--- Start ENTRIES SUPPLIED ---
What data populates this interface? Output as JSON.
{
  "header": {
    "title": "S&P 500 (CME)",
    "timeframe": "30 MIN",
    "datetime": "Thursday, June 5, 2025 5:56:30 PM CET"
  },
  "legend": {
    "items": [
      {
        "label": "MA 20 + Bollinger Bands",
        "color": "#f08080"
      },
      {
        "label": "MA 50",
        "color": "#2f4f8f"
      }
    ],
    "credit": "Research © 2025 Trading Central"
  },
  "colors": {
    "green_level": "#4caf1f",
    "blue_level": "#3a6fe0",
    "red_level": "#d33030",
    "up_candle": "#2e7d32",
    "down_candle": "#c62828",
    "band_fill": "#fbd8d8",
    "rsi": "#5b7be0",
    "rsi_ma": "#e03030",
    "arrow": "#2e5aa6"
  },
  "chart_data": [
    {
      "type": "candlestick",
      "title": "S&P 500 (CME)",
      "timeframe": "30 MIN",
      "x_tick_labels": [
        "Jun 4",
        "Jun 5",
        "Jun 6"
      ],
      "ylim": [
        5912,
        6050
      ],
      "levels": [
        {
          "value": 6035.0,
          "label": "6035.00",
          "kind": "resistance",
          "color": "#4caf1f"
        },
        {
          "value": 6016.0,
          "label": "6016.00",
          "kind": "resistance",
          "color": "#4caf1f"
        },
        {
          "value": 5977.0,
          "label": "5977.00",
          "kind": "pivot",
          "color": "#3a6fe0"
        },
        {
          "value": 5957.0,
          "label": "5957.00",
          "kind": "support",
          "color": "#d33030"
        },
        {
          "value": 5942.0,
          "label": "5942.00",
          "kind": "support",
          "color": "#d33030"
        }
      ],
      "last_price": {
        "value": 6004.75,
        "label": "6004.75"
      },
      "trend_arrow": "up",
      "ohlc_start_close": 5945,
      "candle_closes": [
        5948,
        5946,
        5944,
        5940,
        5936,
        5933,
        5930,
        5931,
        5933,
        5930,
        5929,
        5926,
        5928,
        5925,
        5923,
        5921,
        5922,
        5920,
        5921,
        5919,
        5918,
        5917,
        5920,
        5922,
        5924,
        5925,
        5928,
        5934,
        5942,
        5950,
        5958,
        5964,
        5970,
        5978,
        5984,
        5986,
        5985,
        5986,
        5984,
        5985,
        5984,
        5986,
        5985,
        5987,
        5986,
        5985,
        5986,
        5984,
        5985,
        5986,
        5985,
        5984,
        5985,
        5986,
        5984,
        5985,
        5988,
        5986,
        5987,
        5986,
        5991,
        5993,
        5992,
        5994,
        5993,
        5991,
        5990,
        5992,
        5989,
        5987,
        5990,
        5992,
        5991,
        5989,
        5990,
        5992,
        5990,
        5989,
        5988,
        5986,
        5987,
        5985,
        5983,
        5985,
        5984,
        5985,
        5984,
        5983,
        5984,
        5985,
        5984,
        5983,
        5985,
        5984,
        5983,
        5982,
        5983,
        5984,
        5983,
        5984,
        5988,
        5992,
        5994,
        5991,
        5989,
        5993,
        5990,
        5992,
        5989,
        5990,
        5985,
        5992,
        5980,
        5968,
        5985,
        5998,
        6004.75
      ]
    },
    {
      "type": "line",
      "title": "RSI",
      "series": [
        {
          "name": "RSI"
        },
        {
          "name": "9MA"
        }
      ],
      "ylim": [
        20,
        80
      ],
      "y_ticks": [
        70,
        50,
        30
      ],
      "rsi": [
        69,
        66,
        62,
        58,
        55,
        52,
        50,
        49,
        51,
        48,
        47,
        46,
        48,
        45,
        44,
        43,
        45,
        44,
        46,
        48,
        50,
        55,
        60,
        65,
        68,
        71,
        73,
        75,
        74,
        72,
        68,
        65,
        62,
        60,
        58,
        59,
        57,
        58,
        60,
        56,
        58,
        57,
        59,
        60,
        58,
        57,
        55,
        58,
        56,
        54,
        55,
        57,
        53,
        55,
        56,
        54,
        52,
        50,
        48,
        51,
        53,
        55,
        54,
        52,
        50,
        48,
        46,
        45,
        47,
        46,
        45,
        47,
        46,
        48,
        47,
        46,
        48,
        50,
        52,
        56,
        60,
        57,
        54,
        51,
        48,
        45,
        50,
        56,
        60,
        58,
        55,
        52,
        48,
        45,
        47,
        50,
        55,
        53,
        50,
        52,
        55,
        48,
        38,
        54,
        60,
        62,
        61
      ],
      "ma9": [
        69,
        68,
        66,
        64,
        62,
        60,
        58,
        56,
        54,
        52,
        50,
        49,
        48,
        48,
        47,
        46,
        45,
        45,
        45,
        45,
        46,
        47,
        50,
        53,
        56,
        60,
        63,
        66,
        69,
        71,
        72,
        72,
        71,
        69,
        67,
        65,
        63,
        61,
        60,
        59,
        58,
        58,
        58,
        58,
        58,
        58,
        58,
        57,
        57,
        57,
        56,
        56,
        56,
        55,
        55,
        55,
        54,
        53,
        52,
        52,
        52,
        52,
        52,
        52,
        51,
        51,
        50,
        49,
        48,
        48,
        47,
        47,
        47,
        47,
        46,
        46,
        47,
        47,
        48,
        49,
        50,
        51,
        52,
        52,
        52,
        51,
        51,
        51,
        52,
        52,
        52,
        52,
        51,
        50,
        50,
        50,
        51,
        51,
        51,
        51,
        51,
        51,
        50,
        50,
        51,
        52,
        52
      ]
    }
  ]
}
--- End ENTRIES SUPPLIED ---
TASK DETAILS
The entries above should be repeated exactly, every one of them.

RESPONSE TO THE EXERCISE
What data populates this interface? Output as JSON.
{
  "header": {
    "title": "S&P 500 (CME)",
    "timeframe": "30 MIN",
    "datetime": "Thursday, June 5, 2025 5:56:30 PM CET"
  },
  "legend": {
    "items": [
      {
        "label": "MA 20 + Bollinger Bands",
        "color": "#f08080"
      },
      {
        "label": "MA 50",
        "color": "#2f4f8f"
      }
    ],
    "credit": "Research © 2025 Trading Central"
  },
  "colors": {
    "green_level": "#4caf1f",
    "blue_level": "#3a6fe0",
    "red_level": "#d33030",
    "up_candle": "#2e7d32",
    "down_candle": "#c62828",
    "band_fill": "#fbd8d8",
    "rsi": "#5b7be0",
    "rsi_ma": "#e03030",
    "arrow": "#2e5aa6"
  },
  "chart_data": [
    {
      "type": "candlestick",
      "title": "S&P 500 (CME)",
      "timeframe": "30 MIN",
      "x_tick_labels": [
        "Jun 4",
        "Jun 5",
        "Jun 6"
      ],
      "ylim": [
        5912,
        6050
      ],
      "levels": [
        {
          "value": 6035.0,
          "label": "6035.00",
          "kind": "resistance",
          "color": "#4caf1f"
        },
        {
          "value": 6016.0,
          "label": "6016.00",
          "kind": "resistance",
          "color": "#4caf1f"
        },
        {
          "value": 5977.0,
          "label": "5977.00",
          "kind": "pivot",
          "color": "#3a6fe0"
        },
        {
          "value": 5957.0,
          "label": "5957.00",
          "kind": "support",
          "color": "#d33030"
        },
        {
          "value": 5942.0,
          "label": "5942.00",
          "kind": "support",
          "color": "#d33030"
        }
      ],
      "last_price": {
        "value": 6004.75,
        "label": "6004.75"
      },
      "trend_arrow": "up",
      "ohlc_start_close": 5945,
      "candle_closes": [
        5948,
        5946,
        5944,
        5940,
        5936,
        5933,
        5930,
        5931,
        5933,
        5930,
        5929,
        5926,
        5928,
        5925,
        5923,
        5921,
        5922,
        5920,
        5921,
        5919,
        5918,
        5917,
        5920,
        5922,
        5924,
        5925,
        5928,
        5934,
        5942,
        5950,
        5958,
        5964,
        5970,
        5978,
        5984,
        5986,
        5985,
        5986,
        5984,
        5985,
        5984,
        5986,
        5985,
        5987,
        5986,
        5985,
        5986,
        5984,
        5985,
        5986,
        5985,
        5984,
        5985,
        5986,
        5984,
        5985,
        5988,
        5986,
        5987,
        5986,
        5991,
        5993,
        5992,
        5994,
        5993,
        5991,
        5990,
        5992,
        5989,
        5987,
        5990,
        5992,
        5991,
        5989,
        5990,
        5992,
        5990,
        5989,
        5988,
        5986,
        5987,
        5985,
        5983,
        5985,
        5984,
        5985,
        5984,
        5983,
        5984,
        5985,
        5984,
        5983,
        5985,
        5984,
        5983,
        5982,
        5983,
        5984,
        5983,
        5984,
        5988,
        5992,
        5994,
        5991,
        5989,
        5993,
        5990,
        5992,
        5989,
        5990,
        5985,
        5992,
        5980,
        5968,
        5985,
        5998,
        6004.75
      ]
    },
    {
      "type": "line",
      "title": "RSI",
      "series": [
        {
          "name": "RSI"
        },
        {
          "name": "9MA"
        }
      ],
      "ylim": [
        20,
        80
      ],
      "y_ticks": [
        70,
        50,
        30
      ],
      "rsi": [
        69,
        66,
        62,
        58,
        55,
        52,
        50,
        49,
        51,
        48,
        47,
        46,
        48,
        45,
        44,
        43,
        45,
        44,
        46,
        48,
        50,
        55,
        60,
        65,
        68,
        71,
        73,
        75,
        74,
        72,
        68,
        65,
        62,
        60,
        58,
        59,
        57,
        58,
        60,
        56,
        58,
        57,
        59,
        60,
        58,
        57,
        55,
        58,
        56,
        54,
        55,
        57,
        53,
        55,
        56,
        54,
        52,
        50,
        48,
        51,
        53,
        55,
        54,
        52,
        50,
        48,
        46,
        45,
        47,
        46,
        45,
        47,
        46,
        48,
        47,
        46,
        48,
        50,
        52,
        56,
        60,
        57,
        54,
        51,
        48,
        45,
        50,
        56,
        60,
        58,
        55,
        52,
        48,
        45,
        47,
        50,
        55,
        53,
        50,
        52,
        55,
        48,
        38,
        54,
        60,
        62,
        61
      ],
      "ma9": [
        69,
        68,
        66,
        64,
        62,
        60,
        58,
        56,
        54,
        52,
        50,
        49,
        48,
        48,
        47,
        46,
        45,
        45,
        45,
        45,
        46,
        47,
        50,
        53,
        56,
        60,
        63,
        66,
        69,
        71,
        72,
        72,
        71,
        69,
        67,
        65,
        63,
        61,
        60,
        59,
        58,
        58,
        58,
        58,
        58,
        58,
        58,
        57,
        57,
        57,
        56,
        56,
        56,
        55,
        55,
        55,
        54,
        53,
        52,
        52,
        52,
        52,
        52,
        52,
        51,
        51,
        50,
        49,
        48,
        48,
        47,
        47,
        47,
        47,
        46,
        46,
        47,
        47,
        48,
        49,
        50,
        51,
        52,
        52,
        52,
        51,
        51,
        51,
        52,
        52,
        52,
        52,
        51,
        50,
        50,
        50,
        51,
        51,
        51,
        51,
        51,
        51,
        50,
        50,
        51,
        52,
        52
      ]
    }
  ]
}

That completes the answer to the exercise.